■ Task to carry out ■
Copy each line that contains the word "Permet".

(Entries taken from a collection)
____________________

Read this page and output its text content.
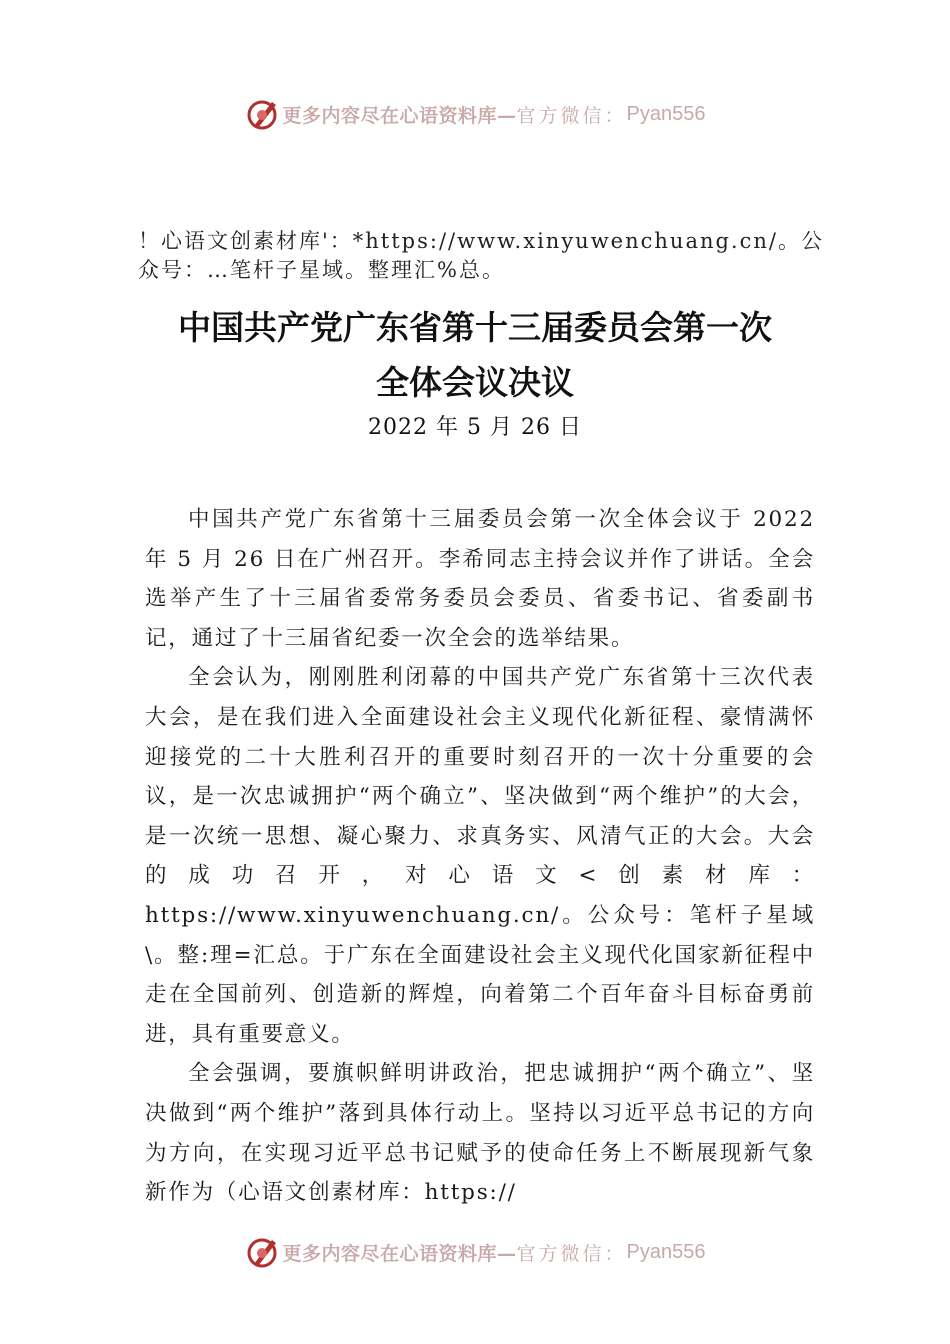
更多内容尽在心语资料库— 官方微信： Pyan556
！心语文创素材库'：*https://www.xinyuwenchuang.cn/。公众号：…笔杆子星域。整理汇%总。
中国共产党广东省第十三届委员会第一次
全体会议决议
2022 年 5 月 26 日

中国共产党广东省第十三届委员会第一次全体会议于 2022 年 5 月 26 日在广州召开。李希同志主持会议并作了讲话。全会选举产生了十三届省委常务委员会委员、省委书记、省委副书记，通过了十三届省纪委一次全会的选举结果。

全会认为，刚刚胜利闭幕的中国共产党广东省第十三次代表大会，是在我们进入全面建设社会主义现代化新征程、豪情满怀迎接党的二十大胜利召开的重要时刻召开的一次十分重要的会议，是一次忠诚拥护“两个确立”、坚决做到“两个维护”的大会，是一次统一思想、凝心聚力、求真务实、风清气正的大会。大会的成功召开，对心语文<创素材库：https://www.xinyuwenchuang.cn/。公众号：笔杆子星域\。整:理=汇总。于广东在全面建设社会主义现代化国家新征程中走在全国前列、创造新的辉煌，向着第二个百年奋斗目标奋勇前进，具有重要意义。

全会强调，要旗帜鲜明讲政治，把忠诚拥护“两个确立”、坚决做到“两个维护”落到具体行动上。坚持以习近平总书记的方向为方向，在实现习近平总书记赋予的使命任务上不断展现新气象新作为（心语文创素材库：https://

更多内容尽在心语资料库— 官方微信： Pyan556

____________________

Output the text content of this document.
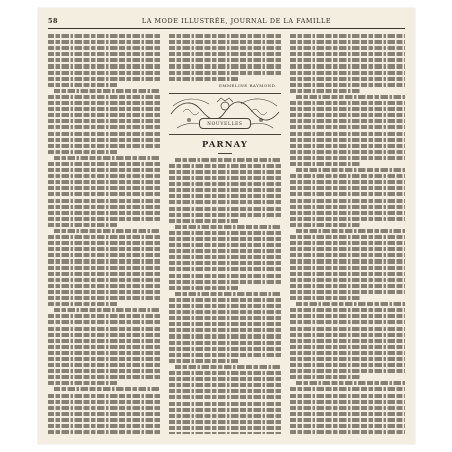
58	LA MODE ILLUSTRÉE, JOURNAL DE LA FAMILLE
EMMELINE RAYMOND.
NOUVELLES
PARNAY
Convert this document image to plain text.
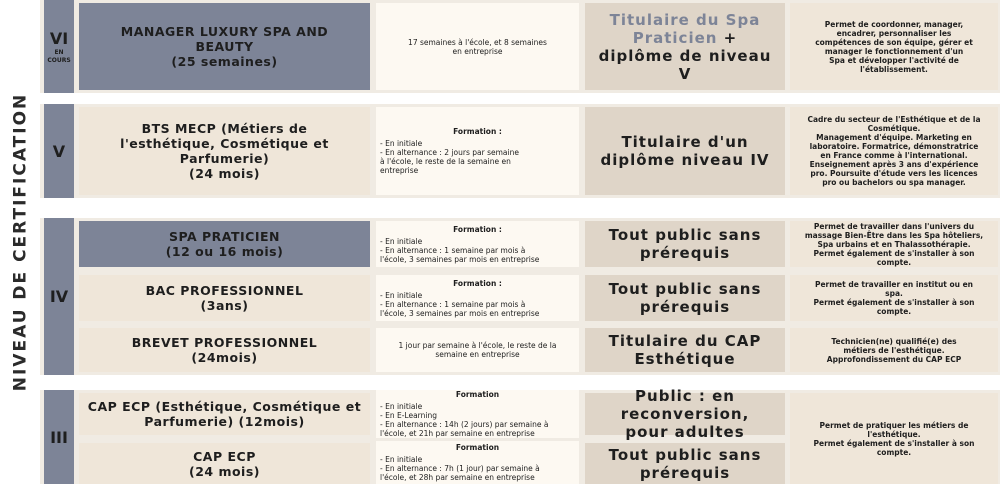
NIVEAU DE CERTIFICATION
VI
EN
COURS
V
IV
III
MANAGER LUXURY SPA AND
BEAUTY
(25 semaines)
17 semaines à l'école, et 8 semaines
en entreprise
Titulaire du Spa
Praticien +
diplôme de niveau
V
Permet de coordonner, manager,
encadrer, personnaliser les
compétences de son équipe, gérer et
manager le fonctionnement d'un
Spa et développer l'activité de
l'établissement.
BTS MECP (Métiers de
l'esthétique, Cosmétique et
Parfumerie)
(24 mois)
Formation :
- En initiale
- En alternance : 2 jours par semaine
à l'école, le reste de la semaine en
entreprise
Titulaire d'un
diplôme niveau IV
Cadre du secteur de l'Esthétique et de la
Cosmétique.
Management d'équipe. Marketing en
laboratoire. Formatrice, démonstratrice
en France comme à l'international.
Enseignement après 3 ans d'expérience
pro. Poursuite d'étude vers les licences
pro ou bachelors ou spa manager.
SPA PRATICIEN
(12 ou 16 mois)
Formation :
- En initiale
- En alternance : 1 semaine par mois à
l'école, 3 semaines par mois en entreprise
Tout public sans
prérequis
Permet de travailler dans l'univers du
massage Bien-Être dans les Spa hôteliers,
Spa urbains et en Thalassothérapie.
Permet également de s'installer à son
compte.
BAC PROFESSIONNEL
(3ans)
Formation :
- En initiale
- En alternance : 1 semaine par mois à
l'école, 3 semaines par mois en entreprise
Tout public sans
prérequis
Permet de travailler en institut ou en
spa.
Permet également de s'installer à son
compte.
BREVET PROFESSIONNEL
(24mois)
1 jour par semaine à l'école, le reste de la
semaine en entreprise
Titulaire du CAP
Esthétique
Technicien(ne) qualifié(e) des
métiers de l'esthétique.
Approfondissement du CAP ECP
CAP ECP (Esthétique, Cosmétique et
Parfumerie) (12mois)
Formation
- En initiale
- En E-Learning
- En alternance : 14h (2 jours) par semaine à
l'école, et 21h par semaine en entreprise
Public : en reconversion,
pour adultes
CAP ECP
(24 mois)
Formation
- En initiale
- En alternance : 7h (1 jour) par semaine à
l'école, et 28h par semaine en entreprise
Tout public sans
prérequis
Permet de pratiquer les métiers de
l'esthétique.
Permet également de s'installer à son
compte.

____________________

■ Completed task ■
Permet de coordonner, manager,
Permet de travailler dans l'univers du
Permet également de s'installer à son
Permet de travailler en institut ou en
Permet également de s'installer à son
Permet de pratiquer les métiers de
Permet également de s'installer à son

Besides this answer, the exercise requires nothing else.